INSTRUCTION. Without the pictures, can you quote each line below exactly?

MATERIAL TO PROCESS.

_ _ _ _

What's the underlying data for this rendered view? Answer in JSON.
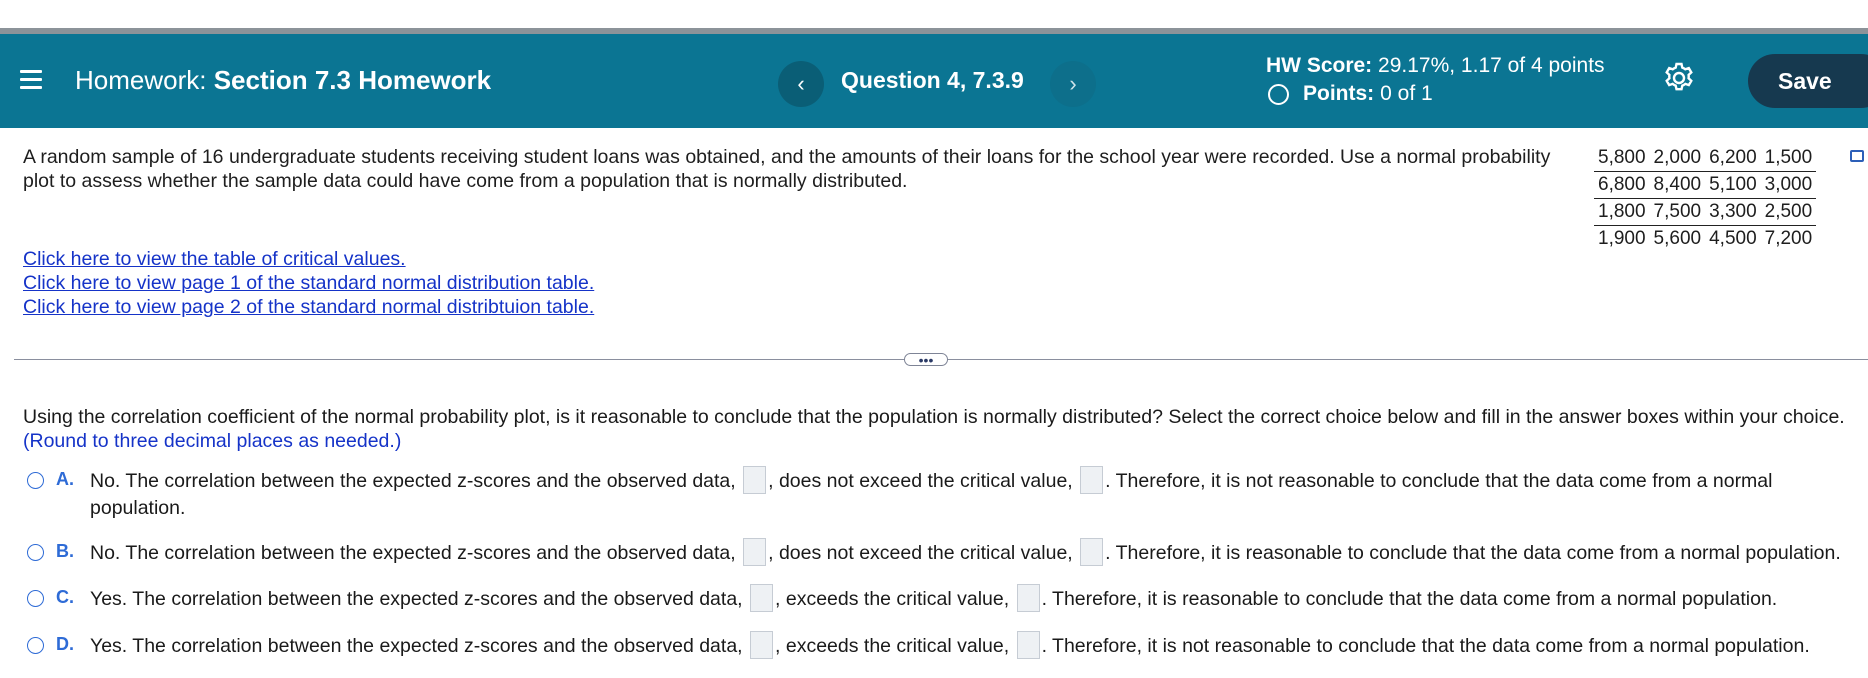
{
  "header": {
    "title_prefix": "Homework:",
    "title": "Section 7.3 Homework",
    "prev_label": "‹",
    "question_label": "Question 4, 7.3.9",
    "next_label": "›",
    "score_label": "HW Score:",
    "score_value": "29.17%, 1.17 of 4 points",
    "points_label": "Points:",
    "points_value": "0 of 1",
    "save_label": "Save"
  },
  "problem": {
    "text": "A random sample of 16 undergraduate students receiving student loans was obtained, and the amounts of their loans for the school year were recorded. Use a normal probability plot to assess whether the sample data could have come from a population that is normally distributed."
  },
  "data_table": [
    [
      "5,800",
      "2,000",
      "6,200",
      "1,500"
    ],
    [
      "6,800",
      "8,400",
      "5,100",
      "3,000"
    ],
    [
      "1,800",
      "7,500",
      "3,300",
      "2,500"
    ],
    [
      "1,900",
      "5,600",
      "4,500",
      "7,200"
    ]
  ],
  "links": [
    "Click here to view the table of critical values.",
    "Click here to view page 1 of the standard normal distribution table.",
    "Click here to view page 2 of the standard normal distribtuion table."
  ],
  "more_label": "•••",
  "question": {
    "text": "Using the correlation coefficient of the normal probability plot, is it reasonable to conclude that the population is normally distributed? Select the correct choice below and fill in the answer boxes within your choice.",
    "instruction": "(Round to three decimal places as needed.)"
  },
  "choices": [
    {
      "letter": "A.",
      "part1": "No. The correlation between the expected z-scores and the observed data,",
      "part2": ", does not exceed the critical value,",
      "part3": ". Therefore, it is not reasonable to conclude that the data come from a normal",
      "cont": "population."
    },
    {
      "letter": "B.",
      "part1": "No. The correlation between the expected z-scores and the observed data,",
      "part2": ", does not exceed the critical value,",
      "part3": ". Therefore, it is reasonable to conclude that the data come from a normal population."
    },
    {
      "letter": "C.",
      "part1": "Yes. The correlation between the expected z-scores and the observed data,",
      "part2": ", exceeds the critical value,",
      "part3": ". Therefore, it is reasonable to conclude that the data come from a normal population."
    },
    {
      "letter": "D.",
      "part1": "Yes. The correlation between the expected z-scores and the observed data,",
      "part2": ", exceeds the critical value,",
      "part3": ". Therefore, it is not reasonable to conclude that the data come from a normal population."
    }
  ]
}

_ _ _ _

ANSWER TO THE EXERCISE.
What's the underlying data for this rendered view? Answer in JSON.
{
  "header": {
    "title_prefix": "Homework:",
    "title": "Section 7.3 Homework",
    "prev_label": "‹",
    "question_label": "Question 4, 7.3.9",
    "next_label": "›",
    "score_label": "HW Score:",
    "score_value": "29.17%, 1.17 of 4 points",
    "points_label": "Points:",
    "points_value": "0 of 1",
    "save_label": "Save"
  },
  "problem": {
    "text": "A random sample of 16 undergraduate students receiving student loans was obtained, and the amounts of their loans for the school year were recorded. Use a normal probability plot to assess whether the sample data could have come from a population that is normally distributed."
  },
  "data_table": [
    [
      "5,800",
      "2,000",
      "6,200",
      "1,500"
    ],
    [
      "6,800",
      "8,400",
      "5,100",
      "3,000"
    ],
    [
      "1,800",
      "7,500",
      "3,300",
      "2,500"
    ],
    [
      "1,900",
      "5,600",
      "4,500",
      "7,200"
    ]
  ],
  "links": [
    "Click here to view the table of critical values.",
    "Click here to view page 1 of the standard normal distribution table.",
    "Click here to view page 2 of the standard normal distribtuion table."
  ],
  "more_label": "•••",
  "question": {
    "text": "Using the correlation coefficient of the normal probability plot, is it reasonable to conclude that the population is normally distributed? Select the correct choice below and fill in the answer boxes within your choice.",
    "instruction": "(Round to three decimal places as needed.)"
  },
  "choices": [
    {
      "letter": "A.",
      "part1": "No. The correlation between the expected z-scores and the observed data,",
      "part2": ", does not exceed the critical value,",
      "part3": ". Therefore, it is not reasonable to conclude that the data come from a normal",
      "cont": "population."
    },
    {
      "letter": "B.",
      "part1": "No. The correlation between the expected z-scores and the observed data,",
      "part2": ", does not exceed the critical value,",
      "part3": ". Therefore, it is reasonable to conclude that the data come from a normal population."
    },
    {
      "letter": "C.",
      "part1": "Yes. The correlation between the expected z-scores and the observed data,",
      "part2": ", exceeds the critical value,",
      "part3": ". Therefore, it is reasonable to conclude that the data come from a normal population."
    },
    {
      "letter": "D.",
      "part1": "Yes. The correlation between the expected z-scores and the observed data,",
      "part2": ", exceeds the critical value,",
      "part3": ". Therefore, it is not reasonable to conclude that the data come from a normal population."
    }
  ]
}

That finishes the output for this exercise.